Copy all of the material exactly. Pictures are not to appear in the copy.

Recorded data:
* begin *

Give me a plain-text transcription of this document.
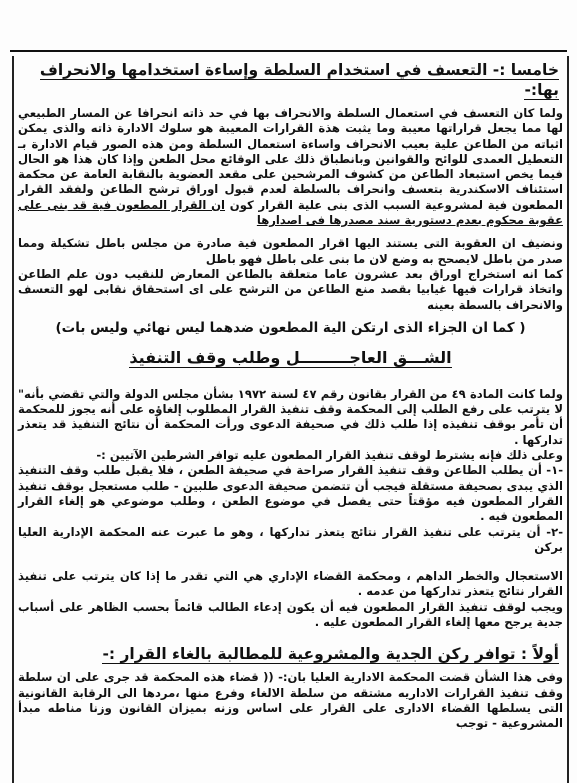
خامسا :- التعسف في استخدام السلطة وإساءة استخدامها والانحراف بها:-

ولما كان التعسف في استعمال السلطة والانحراف بها في حد ذاته انحرافا عن المسار الطبيعي لها مما يجعل قراراتها معيبة وما يثبت هذة القرارات المعيبة هو سلوك الادارة ذاته والذى يمكن اثباته من الطاعن علية بعيب الانحراف واساءة استعمال السلطة ومن هذه الصور قيام الادارة بـ التعطيل العمدى للوائح والقوانين وبانطباق ذلك على الوقائع محل الطعن وإذا كان هذا هو الحال فيما يخص استبعاد الطاعن من كشوف المرشحين على مقعد العضوية بالنقابة العامة عن محكمة استئناف الاسكندرية بتعسف وانحراف بالسلطة لعدم قبول اوراق ترشح الطاعن ولفقد القرار المطعون فية لمشروعية السبب الذى بنى علية القرار كون ان القرار المطعون فية قد بنى على عقوبة محكوم بعدم دستورية سند مصدرها فى اصدارها

ونضيف ان العقوبة التى يستند اليها اقرار المطعون فية صادرة من مجلس باطل تشكيلة ومما صدر من باطل لايصحح به وضع لان ما بنى على باطل فهو باطل

كما انه استخراج اوراق بعد عشرون عاما متعلقة بالطاعن المعارض للنقيب دون علم الطاعن واتخاذ قرارات فيها غيابيا بقصد منع الطاعن من الترشح على اى استحقاق نقابى لهو التعسف والانحراف بالسطة بعينه

( كما ان الجزاء الذى ارتكن الية المطعون ضدهما ليس نهائي وليس بات)
الشـــق العاجـــــــــل وطلب وقف التنفيذ

ولما كانت المادة ٤٩ من القرار بقانون رقم ٤٧ لسنة ١٩٧٢ بشأن مجلس الدولة والتي تقضي بأنه" لا يترتب على رفع الطلب إلى المحكمة وقف تنفيذ القرار المطلوب إلغاؤه على أنه يجوز للمحكمة أن تأمر بوقف تنفيذه إذا طلب ذلك في صحيفة الدعوى ورأت المحكمة أن نتائج التنفيذ قد يتعذر تداركها .

وعلى ذلك فإنه يشترط لوقف تنفيذ القرار المطعون عليه توافر الشرطين الآتيين :-

-١- أن يطلب الطاعن وقف تنفيذ القرار صراحة في صحيفة الطعن ، فلا يقبل طلب وقف التنفيذ الذي يبدى بصحيفة مستقلة فيجب أن تتضمن صحيفة الدعوى طلبين - طلب مستعجل بوقف تنفيذ القرار المطعون فيه مؤقتاً حتى يفصل في موضوع الطعن ، وطلب موضوعي هو إلغاء القرار المطعون فيه .

-٢- أن يترتب على تنفيذ القرار نتائج يتعذر تداركها ، وهو ما عبرت عنه المحكمة الإدارية العليا بركن

الاستعجال والخطر الداهم ، ومحكمة القضاء الإداري هي التي تقدر ما إذا كان يترتب على تنفيذ القرار نتائج يتعذر تداركها من عدمه .

ويجب لوقف تنفيذ القرار المطعون فيه أن يكون إدعاء الطالب قائماً بحسب الظاهر على أسباب جدية يرجح معها إلغاء القرار المطعون عليه .

أولاً : توافر ركن الجدية والمشروعية للمطالبة بالغاء القرار :-

وفى هذا الشأن قضت المحكمة الادارية العليا بان:- (( قضاء هذه المحكمة قد جرى على ان سلطة وقف تنفيذ القرارات الاداريه مشتقه من سلطة الالغاء وفرع منها ،مردها الى الرقابة القانونية التى يسلطها القضاء الادارى على القرار على اساس وزنه بميزان القانون وزنا مناطه مبدأ المشروعية - توجب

* end *

→ **Answer for the task**:
Give me a plain-text transcription of this document.
خامسا :- التعسف في استخدام السلطة وإساءة استخدامها والانحراف بها:-

ولما كان التعسف في استعمال السلطة والانحراف بها في حد ذاته انحرافا عن المسار الطبيعي لها مما يجعل قراراتها معيبة وما يثبت هذة القرارات المعيبة هو سلوك الادارة ذاته والذى يمكن اثباته من الطاعن علية بعيب الانحراف واساءة استعمال السلطة ومن هذه الصور قيام الادارة بـ التعطيل العمدى للوائح والقوانين وبانطباق ذلك على الوقائع محل الطعن وإذا كان هذا هو الحال فيما يخص استبعاد الطاعن من كشوف المرشحين على مقعد العضوية بالنقابة العامة عن محكمة استئناف الاسكندرية بتعسف وانحراف بالسلطة لعدم قبول اوراق ترشح الطاعن ولفقد القرار المطعون فية لمشروعية السبب الذى بنى علية القرار كون ان القرار المطعون فية قد بنى على عقوبة محكوم بعدم دستورية سند مصدرها فى اصدارها

ونضيف ان العقوبة التى يستند اليها اقرار المطعون فية صادرة من مجلس باطل تشكيلة ومما صدر من باطل لايصحح به وضع لان ما بنى على باطل فهو باطل

كما انه استخراج اوراق بعد عشرون عاما متعلقة بالطاعن المعارض للنقيب دون علم الطاعن واتخاذ قرارات فيها غيابيا بقصد منع الطاعن من الترشح على اى استحقاق نقابى لهو التعسف والانحراف بالسطة بعينه

( كما ان الجزاء الذى ارتكن الية المطعون ضدهما ليس نهائي وليس بات)
الشـــق العاجـــــــــل وطلب وقف التنفيذ

ولما كانت المادة ٤٩ من القرار بقانون رقم ٤٧ لسنة ١٩٧٢ بشأن مجلس الدولة والتي تقضي بأنه" لا يترتب على رفع الطلب إلى المحكمة وقف تنفيذ القرار المطلوب إلغاؤه على أنه يجوز للمحكمة أن تأمر بوقف تنفيذه إذا طلب ذلك في صحيفة الدعوى ورأت المحكمة أن نتائج التنفيذ قد يتعذر تداركها .

وعلى ذلك فإنه يشترط لوقف تنفيذ القرار المطعون عليه توافر الشرطين الآتيين :-

-١- أن يطلب الطاعن وقف تنفيذ القرار صراحة في صحيفة الطعن ، فلا يقبل طلب وقف التنفيذ الذي يبدى بصحيفة مستقلة فيجب أن تتضمن صحيفة الدعوى طلبين - طلب مستعجل بوقف تنفيذ القرار المطعون فيه مؤقتاً حتى يفصل في موضوع الطعن ، وطلب موضوعي هو إلغاء القرار المطعون فيه .

-٢- أن يترتب على تنفيذ القرار نتائج يتعذر تداركها ، وهو ما عبرت عنه المحكمة الإدارية العليا بركن

الاستعجال والخطر الداهم ، ومحكمة القضاء الإداري هي التي تقدر ما إذا كان يترتب على تنفيذ القرار نتائج يتعذر تداركها من عدمه .

ويجب لوقف تنفيذ القرار المطعون فيه أن يكون إدعاء الطالب قائماً بحسب الظاهر على أسباب جدية يرجح معها إلغاء القرار المطعون عليه .

أولاً : توافر ركن الجدية والمشروعية للمطالبة بالغاء القرار :-

وفى هذا الشأن قضت المحكمة الادارية العليا بان:- (( قضاء هذه المحكمة قد جرى على ان سلطة وقف تنفيذ القرارات الاداريه مشتقه من سلطة الالغاء وفرع منها ،مردها الى الرقابة القانونية التى يسلطها القضاء الادارى على القرار على اساس وزنه بميزان القانون وزنا مناطه مبدأ المشروعية - توجب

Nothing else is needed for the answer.